:: Problem ::
Your task is to write out the complete listing exactly as it is shown.

-- Start The data --

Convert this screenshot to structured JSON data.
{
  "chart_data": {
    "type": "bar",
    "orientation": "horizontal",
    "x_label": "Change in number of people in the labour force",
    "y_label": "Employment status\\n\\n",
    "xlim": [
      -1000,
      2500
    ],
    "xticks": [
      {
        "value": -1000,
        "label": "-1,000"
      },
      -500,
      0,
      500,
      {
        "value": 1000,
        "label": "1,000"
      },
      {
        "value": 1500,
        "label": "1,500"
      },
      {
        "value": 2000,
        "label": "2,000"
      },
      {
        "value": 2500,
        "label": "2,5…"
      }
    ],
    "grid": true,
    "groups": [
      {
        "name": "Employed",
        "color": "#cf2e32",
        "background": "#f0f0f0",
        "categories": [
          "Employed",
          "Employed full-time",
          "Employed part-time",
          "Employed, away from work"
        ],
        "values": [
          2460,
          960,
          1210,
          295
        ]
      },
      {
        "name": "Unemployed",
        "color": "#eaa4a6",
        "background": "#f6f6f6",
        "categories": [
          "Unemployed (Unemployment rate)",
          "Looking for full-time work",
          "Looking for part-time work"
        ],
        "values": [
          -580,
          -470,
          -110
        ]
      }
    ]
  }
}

-- End The data --

:: Output for this task ::
Convert this screenshot to structured JSON data.
{
  "chart_data": {
    "type": "bar",
    "orientation": "horizontal",
    "x_label": "Change in number of people in the labour force",
    "y_label": "Employment status\\n\\n",
    "xlim": [
      -1000,
      2500
    ],
    "xticks": [
      {
        "value": -1000,
        "label": "-1,000"
      },
      -500,
      0,
      500,
      {
        "value": 1000,
        "label": "1,000"
      },
      {
        "value": 1500,
        "label": "1,500"
      },
      {
        "value": 2000,
        "label": "2,000"
      },
      {
        "value": 2500,
        "label": "2,5…"
      }
    ],
    "grid": true,
    "groups": [
      {
        "name": "Employed",
        "color": "#cf2e32",
        "background": "#f0f0f0",
        "categories": [
          "Employed",
          "Employed full-time",
          "Employed part-time",
          "Employed, away from work"
        ],
        "values": [
          2460,
          960,
          1210,
          295
        ]
      },
      {
        "name": "Unemployed",
        "color": "#eaa4a6",
        "background": "#f6f6f6",
        "categories": [
          "Unemployed (Unemployment rate)",
          "Looking for full-time work",
          "Looking for part-time work"
        ],
        "values": [
          -580,
          -470,
          -110
        ]
      }
    ]
  }
}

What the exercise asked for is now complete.